→ **Your objective**
Retype the records below exactly as they appear, but leave out any pictures.

## Begin

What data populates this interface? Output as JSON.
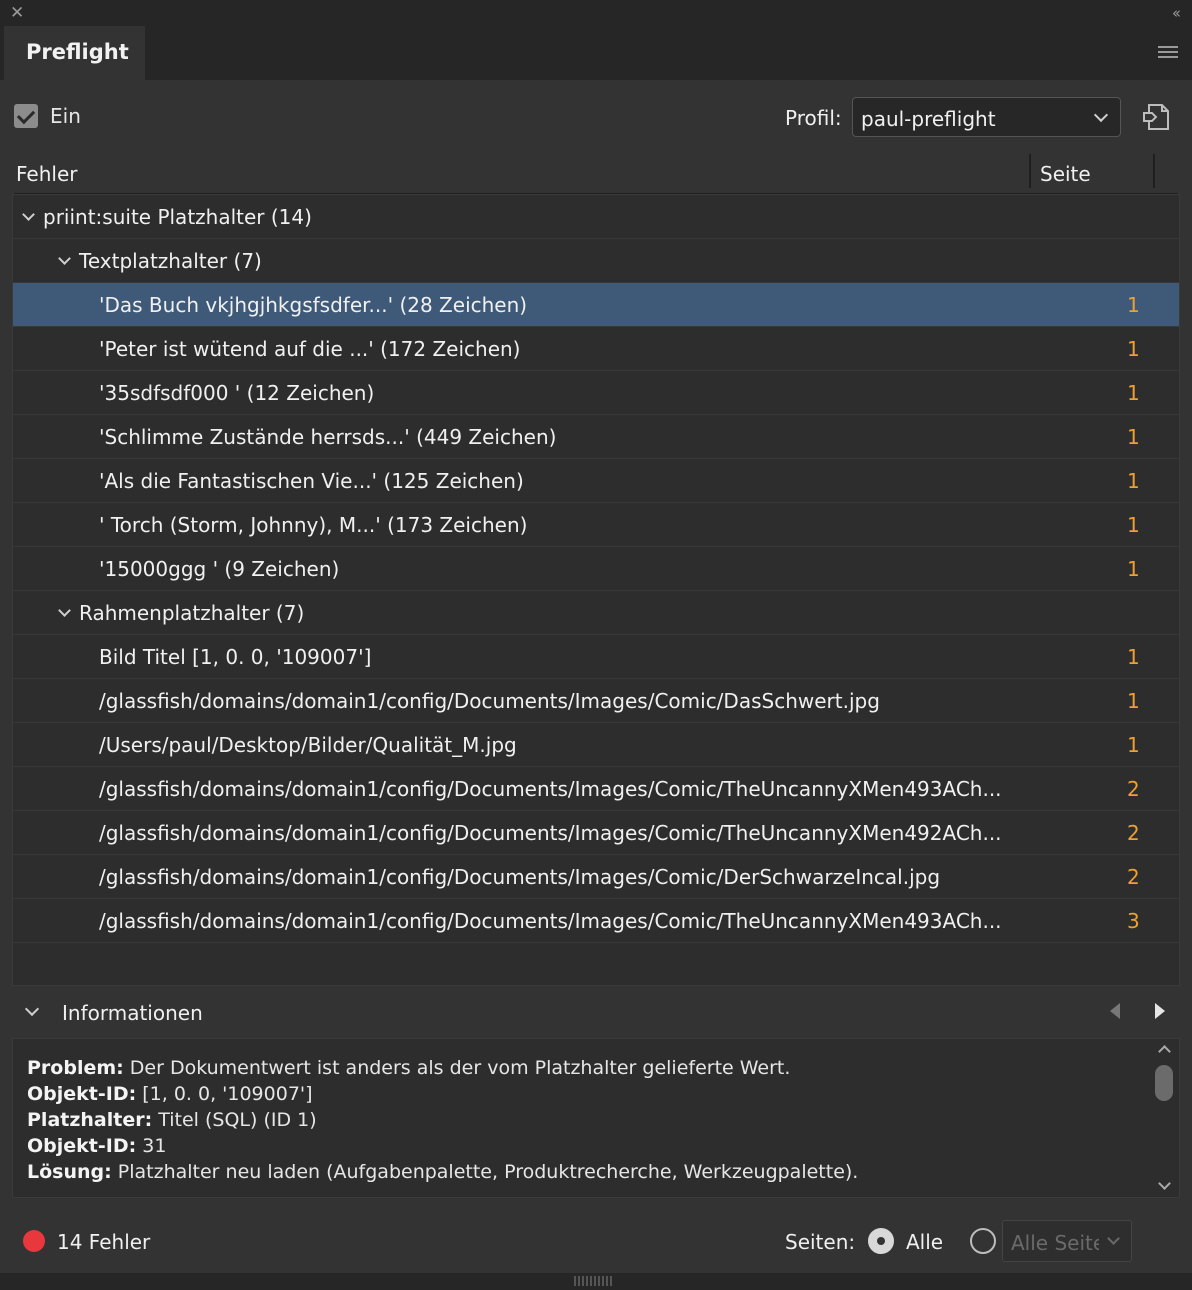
{
  "window": {
    "close_icon": "close-icon",
    "collapse_icon": "double-chevron-left-icon"
  },
  "tab": {
    "label": "Preflight"
  },
  "toolbar": {
    "on_label": "Ein",
    "profile_label": "Profil:",
    "profile_value": "paul-preflight"
  },
  "columns": {
    "error": "Fehler",
    "page": "Seite"
  },
  "tree": {
    "root": {
      "label": "priint:suite Platzhalter (14)"
    },
    "text_group": {
      "label": "Textplatzhalter  (7)",
      "items": [
        {
          "label": "'Das Buch vkjhgjhkgsfsdfer...' (28 Zeichen)",
          "page": "1"
        },
        {
          "label": "'Peter ist wütend auf die ...' (172 Zeichen)",
          "page": "1"
        },
        {
          "label": "'35sdfsdf000 ' (12 Zeichen)",
          "page": "1"
        },
        {
          "label": "'Schlimme Zustände herrsds...' (449 Zeichen)",
          "page": "1"
        },
        {
          "label": "'Als die Fantastischen Vie...' (125 Zeichen)",
          "page": "1"
        },
        {
          "label": "' Torch (Storm, Johnny), M...' (173 Zeichen)",
          "page": "1"
        },
        {
          "label": "'15000ggg ' (9 Zeichen)",
          "page": "1"
        }
      ]
    },
    "frame_group": {
      "label": "Rahmenplatzhalter  (7)",
      "items": [
        {
          "label": "Bild Titel [1, 0. 0, '109007']",
          "page": "1"
        },
        {
          "label": "/glassfish/domains/domain1/config/Documents/Images/Comic/DasSchwert.jpg",
          "page": "1"
        },
        {
          "label": "/Users/paul/Desktop/Bilder/Qualität_M.jpg",
          "page": "1"
        },
        {
          "label": "/glassfish/domains/domain1/config/Documents/Images/Comic/TheUncannyXMen493ACh...",
          "page": "2"
        },
        {
          "label": "/glassfish/domains/domain1/config/Documents/Images/Comic/TheUncannyXMen492ACh...",
          "page": "2"
        },
        {
          "label": "/glassfish/domains/domain1/config/Documents/Images/Comic/DerSchwarzeIncal.jpg",
          "page": "2"
        },
        {
          "label": "/glassfish/domains/domain1/config/Documents/Images/Comic/TheUncannyXMen493ACh...",
          "page": "3"
        }
      ]
    }
  },
  "info": {
    "title": "Informationen",
    "lines": [
      {
        "key": "Problem:",
        "value": " Der Dokumentwert ist anders als der vom Platzhalter gelieferte Wert."
      },
      {
        "key": "Objekt-ID:",
        "value": " [1, 0. 0, '109007']"
      },
      {
        "key": "Platzhalter:",
        "value": " Titel (SQL) (ID 1)"
      },
      {
        "key": "Objekt-ID:",
        "value": " 31"
      },
      {
        "key": "Lösung:",
        "value": " Platzhalter neu laden (Aufgabenpalette, Produktrecherche, Werkzeugpalette)."
      }
    ]
  },
  "status": {
    "errors": "14 Fehler",
    "pages_label": "Seiten:",
    "all_label": "Alle",
    "range_value": "Alle Seiten",
    "error_color": "#e8383d"
  },
  "colors": {
    "selection": "#3f5a78",
    "page_number": "#f0a030"
  }
}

## End

→ **The output**
What data populates this interface? Output as JSON.
{
  "window": {
    "close_icon": "close-icon",
    "collapse_icon": "double-chevron-left-icon"
  },
  "tab": {
    "label": "Preflight"
  },
  "toolbar": {
    "on_label": "Ein",
    "profile_label": "Profil:",
    "profile_value": "paul-preflight"
  },
  "columns": {
    "error": "Fehler",
    "page": "Seite"
  },
  "tree": {
    "root": {
      "label": "priint:suite Platzhalter (14)"
    },
    "text_group": {
      "label": "Textplatzhalter  (7)",
      "items": [
        {
          "label": "'Das Buch vkjhgjhkgsfsdfer...' (28 Zeichen)",
          "page": "1"
        },
        {
          "label": "'Peter ist wütend auf die ...' (172 Zeichen)",
          "page": "1"
        },
        {
          "label": "'35sdfsdf000 ' (12 Zeichen)",
          "page": "1"
        },
        {
          "label": "'Schlimme Zustände herrsds...' (449 Zeichen)",
          "page": "1"
        },
        {
          "label": "'Als die Fantastischen Vie...' (125 Zeichen)",
          "page": "1"
        },
        {
          "label": "' Torch (Storm, Johnny), M...' (173 Zeichen)",
          "page": "1"
        },
        {
          "label": "'15000ggg ' (9 Zeichen)",
          "page": "1"
        }
      ]
    },
    "frame_group": {
      "label": "Rahmenplatzhalter  (7)",
      "items": [
        {
          "label": "Bild Titel [1, 0. 0, '109007']",
          "page": "1"
        },
        {
          "label": "/glassfish/domains/domain1/config/Documents/Images/Comic/DasSchwert.jpg",
          "page": "1"
        },
        {
          "label": "/Users/paul/Desktop/Bilder/Qualität_M.jpg",
          "page": "1"
        },
        {
          "label": "/glassfish/domains/domain1/config/Documents/Images/Comic/TheUncannyXMen493ACh...",
          "page": "2"
        },
        {
          "label": "/glassfish/domains/domain1/config/Documents/Images/Comic/TheUncannyXMen492ACh...",
          "page": "2"
        },
        {
          "label": "/glassfish/domains/domain1/config/Documents/Images/Comic/DerSchwarzeIncal.jpg",
          "page": "2"
        },
        {
          "label": "/glassfish/domains/domain1/config/Documents/Images/Comic/TheUncannyXMen493ACh...",
          "page": "3"
        }
      ]
    }
  },
  "info": {
    "title": "Informationen",
    "lines": [
      {
        "key": "Problem:",
        "value": " Der Dokumentwert ist anders als der vom Platzhalter gelieferte Wert."
      },
      {
        "key": "Objekt-ID:",
        "value": " [1, 0. 0, '109007']"
      },
      {
        "key": "Platzhalter:",
        "value": " Titel (SQL) (ID 1)"
      },
      {
        "key": "Objekt-ID:",
        "value": " 31"
      },
      {
        "key": "Lösung:",
        "value": " Platzhalter neu laden (Aufgabenpalette, Produktrecherche, Werkzeugpalette)."
      }
    ]
  },
  "status": {
    "errors": "14 Fehler",
    "pages_label": "Seiten:",
    "all_label": "Alle",
    "range_value": "Alle Seiten",
    "error_color": "#e8383d"
  },
  "colors": {
    "selection": "#3f5a78",
    "page_number": "#f0a030"
  }
}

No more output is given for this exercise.